Objective: Pick out each line containing the string "profile".

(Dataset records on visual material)
--- Begin ---
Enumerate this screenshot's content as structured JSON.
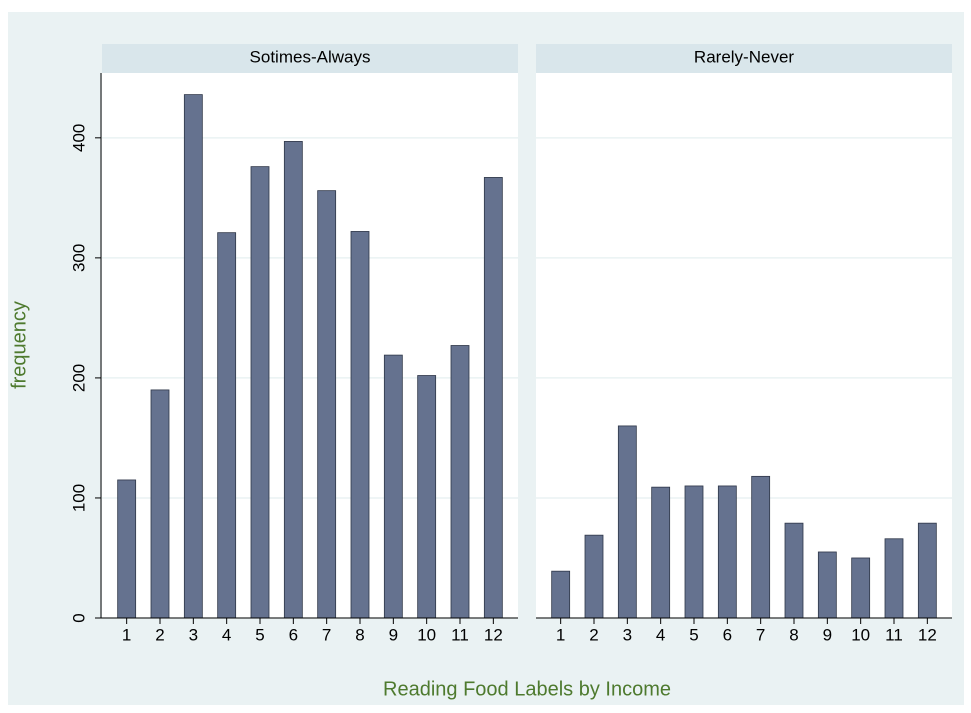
{
  "chart_data": {
    "type": "bar",
    "title": "Reading Food Labels by Income",
    "ylabel": "frequency",
    "categories": [
      1,
      2,
      3,
      4,
      5,
      6,
      7,
      8,
      9,
      10,
      11,
      12
    ],
    "color": "#65728f",
    "ylim": [
      0,
      454
    ],
    "yticks": [
      0,
      100,
      200,
      300,
      400
    ],
    "grid": true,
    "panels": [
      {
        "title": "Sotimes-Always",
        "values": [
          115,
          190,
          436,
          321,
          376,
          397,
          356,
          322,
          219,
          202,
          227,
          367
        ]
      },
      {
        "title": "Rarely-Never",
        "values": [
          39,
          69,
          160,
          109,
          110,
          110,
          118,
          79,
          55,
          50,
          66,
          79
        ]
      }
    ]
  }
}
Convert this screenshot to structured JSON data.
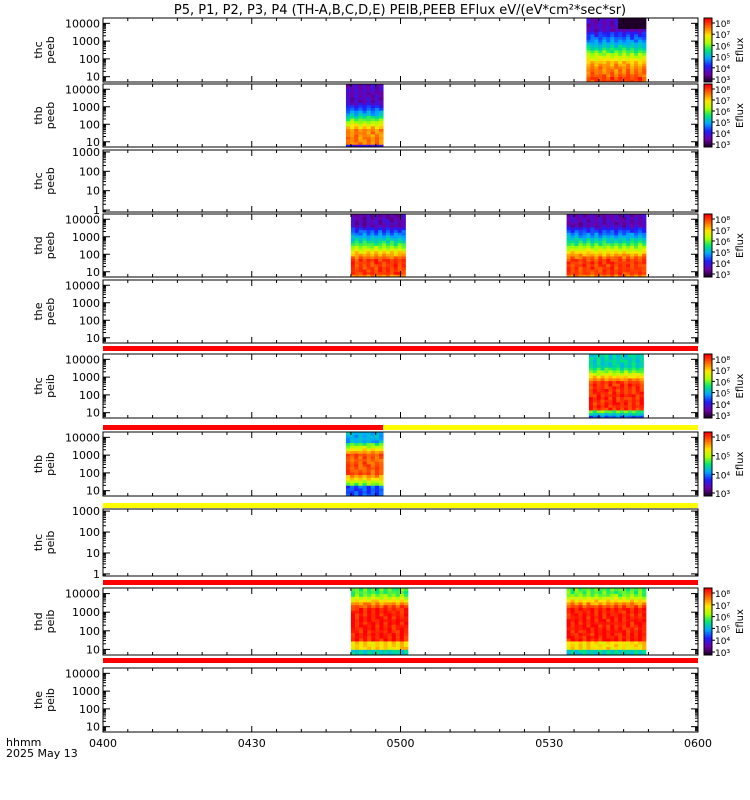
{
  "title": "P5, P1, P2, P3, P4 (TH-A,B,C,D,E) PEIB,PEEB EFlux eV/(eV*cm²*sec*sr)",
  "footer": {
    "hhmm": "hhmm",
    "date": "2025 May 13"
  },
  "colors": {
    "bar_red": "#ff0000",
    "bar_yellow": "#ffff00",
    "axis": "#000000"
  },
  "chart_data": {
    "type": "heatmap",
    "title": "P5, P1, P2, P3, P4 (TH-A,B,C,D,E) PEIB,PEEB EFlux eV/(eV*cm²*sec*sr)",
    "x_ticks": [
      "0400",
      "0430",
      "0500",
      "0530",
      "0600"
    ],
    "x_range_minutes": [
      0,
      120
    ],
    "colorbar_label": "Eflux",
    "panels": [
      {
        "id": "thc_peeb",
        "ylabel": [
          "thc",
          "peeb"
        ],
        "yticks": [
          "10000",
          "1000",
          "100",
          "10"
        ],
        "ylog": [
          0.7,
          4.3
        ],
        "blocks": [
          {
            "t": [
              97.5,
              109.5
            ],
            "profile": "peeb",
            "top_black": true
          }
        ],
        "colorbar": [
          "10⁸",
          "10⁷",
          "10⁶",
          "10⁵",
          "10⁴",
          "10³"
        ]
      },
      {
        "id": "thb_peeb",
        "ylabel": [
          "thb",
          "peeb"
        ],
        "yticks": [
          "10000",
          "1000",
          "100",
          "10"
        ],
        "ylog": [
          0.7,
          4.3
        ],
        "blocks": [
          {
            "t": [
              49,
              56.5
            ],
            "profile": "peeb_b"
          }
        ],
        "colorbar": [
          "10⁸",
          "10⁷",
          "10⁶",
          "10⁵",
          "10⁴",
          "10³"
        ]
      },
      {
        "id": "thc_peeb2",
        "ylabel": [
          "thc",
          "peeb"
        ],
        "yticks": [
          "1000",
          "100",
          "10",
          "1"
        ],
        "ylog": [
          -0.1,
          3.1
        ],
        "blocks": [],
        "colorbar": null
      },
      {
        "id": "thd_peeb",
        "ylabel": [
          "thd",
          "peeb"
        ],
        "yticks": [
          "10000",
          "1000",
          "100",
          "10"
        ],
        "ylog": [
          0.7,
          4.3
        ],
        "blocks": [
          {
            "t": [
              50,
              61
            ],
            "profile": "peeb_d"
          },
          {
            "t": [
              93.5,
              109.5
            ],
            "profile": "peeb_d"
          }
        ],
        "colorbar": [
          "10⁸",
          "10⁷",
          "10⁶",
          "10⁵",
          "10⁴",
          "10³"
        ]
      },
      {
        "id": "the_peeb",
        "ylabel": [
          "the",
          "peeb"
        ],
        "yticks": [
          "10000",
          "1000",
          "100",
          "10"
        ],
        "ylog": [
          0.7,
          4.3
        ],
        "blocks": [],
        "colorbar": null
      },
      {
        "id": "thc_peib",
        "ylabel": [
          "thc",
          "peib"
        ],
        "yticks": [
          "10000",
          "1000",
          "100",
          "10"
        ],
        "ylog": [
          0.7,
          4.3
        ],
        "blocks": [
          {
            "t": [
              98,
              109
            ],
            "profile": "peib"
          }
        ],
        "colorbar": [
          "10⁸",
          "10⁷",
          "10⁶",
          "10⁵",
          "10⁴",
          "10³"
        ]
      },
      {
        "id": "thb_peib",
        "ylabel": [
          "thb",
          "peib"
        ],
        "yticks": [
          "10000",
          "1000",
          "100",
          "10"
        ],
        "ylog": [
          0.7,
          4.3
        ],
        "blocks": [
          {
            "t": [
              49,
              56.5
            ],
            "profile": "peib_b"
          }
        ],
        "colorbar": [
          "10⁶",
          "10⁵",
          "10⁴",
          "10³"
        ]
      },
      {
        "id": "thc_peib2",
        "ylabel": [
          "thc",
          "peib"
        ],
        "yticks": [
          "1000",
          "100",
          "10",
          "1"
        ],
        "ylog": [
          -0.1,
          3.1
        ],
        "blocks": [],
        "colorbar": null
      },
      {
        "id": "thd_peib",
        "ylabel": [
          "thd",
          "peib"
        ],
        "yticks": [
          "10000",
          "1000",
          "100",
          "10"
        ],
        "ylog": [
          0.7,
          4.3
        ],
        "blocks": [
          {
            "t": [
              50,
              61.5
            ],
            "profile": "peib_d"
          },
          {
            "t": [
              93.5,
              109.5
            ],
            "profile": "peib_d"
          }
        ],
        "colorbar": [
          "10⁸",
          "10⁷",
          "10⁶",
          "10⁵",
          "10⁴",
          "10³"
        ]
      },
      {
        "id": "the_peib",
        "ylabel": [
          "the",
          "peib"
        ],
        "yticks": [
          "10000",
          "1000",
          "100",
          "10"
        ],
        "ylog": [
          0.7,
          4.3
        ],
        "blocks": [],
        "colorbar": null
      }
    ],
    "status_bars": [
      {
        "after_panel": 4,
        "segments": [
          {
            "t": [
              0,
              120
            ],
            "color": "red"
          }
        ]
      },
      {
        "after_panel": 5,
        "segments": [
          {
            "t": [
              0,
              56.5
            ],
            "color": "red"
          },
          {
            "t": [
              56.5,
              120
            ],
            "color": "yellow"
          }
        ]
      },
      {
        "after_panel": 6,
        "segments": [
          {
            "t": [
              0,
              120
            ],
            "color": "yellow"
          }
        ]
      },
      {
        "after_panel": 7,
        "segments": [
          {
            "t": [
              0,
              120
            ],
            "color": "red"
          }
        ]
      },
      {
        "after_panel": 8,
        "segments": [
          {
            "t": [
              0,
              120
            ],
            "color": "red"
          }
        ]
      }
    ]
  }
}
--- End ---
Full response:
            "profile": "peeb",
            "profile": "peeb_b"
            "profile": "peeb_d"
            "profile": "peeb_d"
            "profile": "peib"
            "profile": "peib_b"
            "profile": "peib_d"
            "profile": "peib_d"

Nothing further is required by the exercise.